#### [Goal]
Below is a listing to write out in full, exactly as given, without its pictures.

#### [Records provided]
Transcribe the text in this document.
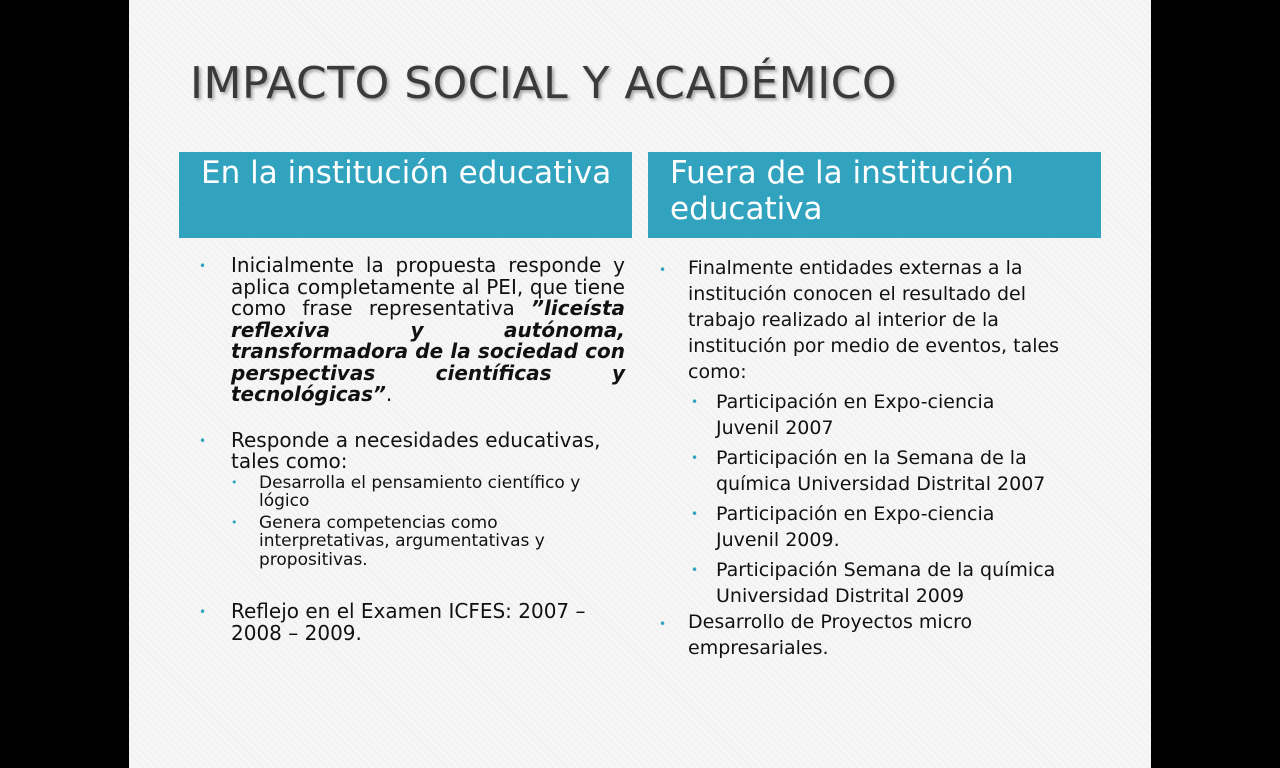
IMPACTO SOCIAL Y ACADÉMICO
En la institución educativa	Fuera de la institución educativa
• Inicialmente la propuesta responde y aplica completamente al PEI, que tiene como frase representativa ”liceísta reflexiva y autónoma, transformadora de la sociedad con perspectivas científicas y tecnológicas”.
• Responde a necesidades educativas, tales como:
• Desarrolla el pensamiento científico y lógico
• Genera competencias como interpretativas, argumentativas y propositivas.
• Reflejo en el Examen ICFES: 2007 – 2008 – 2009.
• Finalmente entidades externas a la institución conocen el resultado del trabajo realizado al interior de la institución por medio de eventos, tales como:
• Participación en Expo-ciencia Juvenil 2007
• Participación en la Semana de la química Universidad Distrital 2007
• Participación en Expo-ciencia Juvenil 2009.
• Participación Semana de la química Universidad Distrital 2009
• Desarrollo de Proyectos micro empresariales.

#### [Solution to this problem]
Transcribe the text in this document.
IMPACTO SOCIAL Y ACADÉMICO
En la institución educativa	Fuera de la institución educativa
• Inicialmente la propuesta responde y aplica completamente al PEI, que tiene como frase representativa ”liceísta reflexiva y autónoma, transformadora de la sociedad con perspectivas científicas y tecnológicas”.
• Responde a necesidades educativas, tales como:
• Desarrolla el pensamiento científico y lógico
• Genera competencias como interpretativas, argumentativas y propositivas.
• Reflejo en el Examen ICFES: 2007 – 2008 – 2009.
• Finalmente entidades externas a la institución conocen el resultado del trabajo realizado al interior de la institución por medio de eventos, tales como:
• Participación en Expo-ciencia Juvenil 2007
• Participación en la Semana de la química Universidad Distrital 2007
• Participación en Expo-ciencia Juvenil 2009.
• Participación Semana de la química Universidad Distrital 2009
• Desarrollo de Proyectos micro empresariales.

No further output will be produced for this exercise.